Dataset entries »
───
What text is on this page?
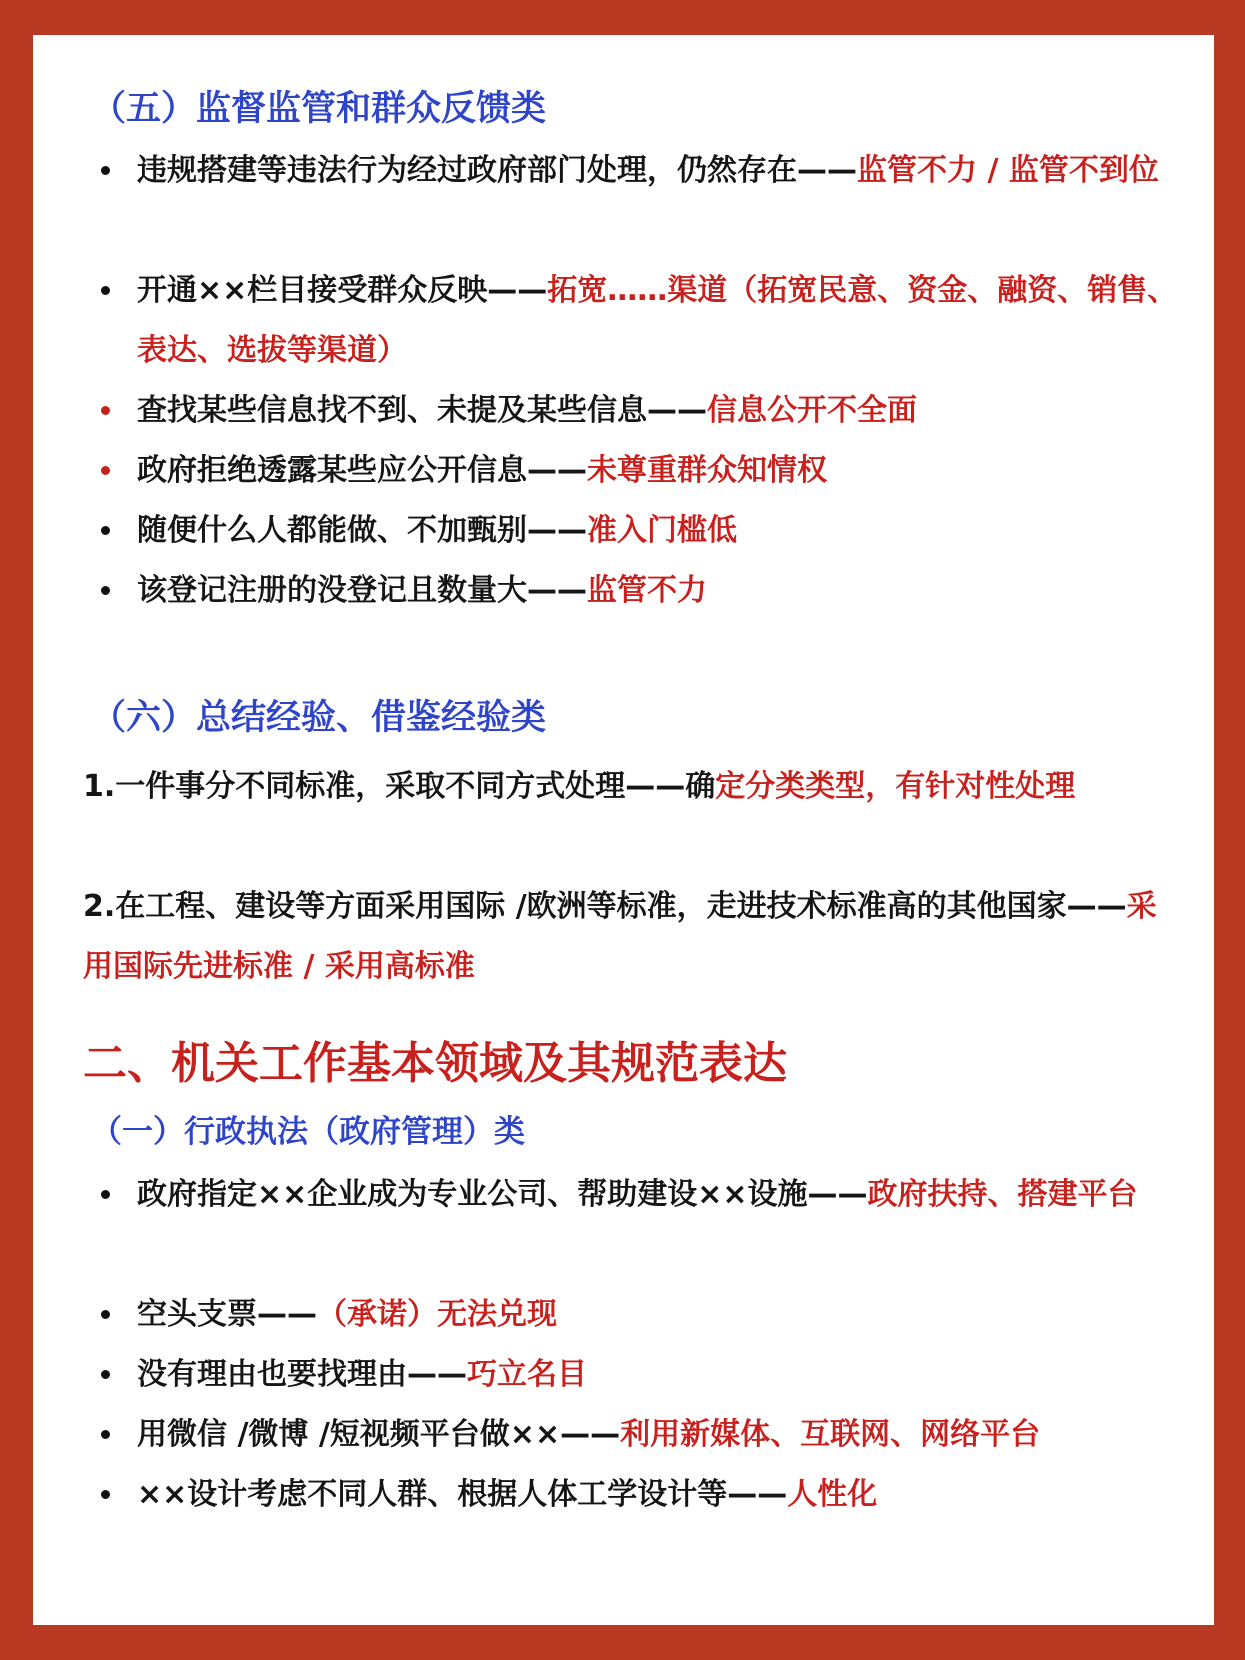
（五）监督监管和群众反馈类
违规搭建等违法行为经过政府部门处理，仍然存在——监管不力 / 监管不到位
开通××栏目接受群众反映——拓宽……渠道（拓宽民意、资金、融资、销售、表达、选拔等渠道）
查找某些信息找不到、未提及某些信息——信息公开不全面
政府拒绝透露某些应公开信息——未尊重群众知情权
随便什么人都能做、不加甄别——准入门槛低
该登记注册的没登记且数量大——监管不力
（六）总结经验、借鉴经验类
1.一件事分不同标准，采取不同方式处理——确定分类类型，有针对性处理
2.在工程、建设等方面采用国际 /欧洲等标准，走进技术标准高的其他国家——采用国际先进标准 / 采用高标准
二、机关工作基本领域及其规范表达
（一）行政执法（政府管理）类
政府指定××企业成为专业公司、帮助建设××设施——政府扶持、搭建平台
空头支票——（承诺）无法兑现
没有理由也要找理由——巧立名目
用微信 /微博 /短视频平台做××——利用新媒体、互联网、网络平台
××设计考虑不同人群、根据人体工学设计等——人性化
───
Aim »
Pictures in the records above are not copied; print everything else exactly.

The output »
What text is on this page?
（五）监督监管和群众反馈类
违规搭建等违法行为经过政府部门处理，仍然存在——监管不力 / 监管不到位
开通××栏目接受群众反映——拓宽……渠道（拓宽民意、资金、融资、销售、表达、选拔等渠道）
查找某些信息找不到、未提及某些信息——信息公开不全面
政府拒绝透露某些应公开信息——未尊重群众知情权
随便什么人都能做、不加甄别——准入门槛低
该登记注册的没登记且数量大——监管不力
（六）总结经验、借鉴经验类
1.一件事分不同标准，采取不同方式处理——确定分类类型，有针对性处理
2.在工程、建设等方面采用国际 /欧洲等标准，走进技术标准高的其他国家——采用国际先进标准 / 采用高标准
二、机关工作基本领域及其规范表达
（一）行政执法（政府管理）类
政府指定××企业成为专业公司、帮助建设××设施——政府扶持、搭建平台
空头支票——（承诺）无法兑现
没有理由也要找理由——巧立名目
用微信 /微博 /短视频平台做××——利用新媒体、互联网、网络平台
××设计考虑不同人群、根据人体工学设计等——人性化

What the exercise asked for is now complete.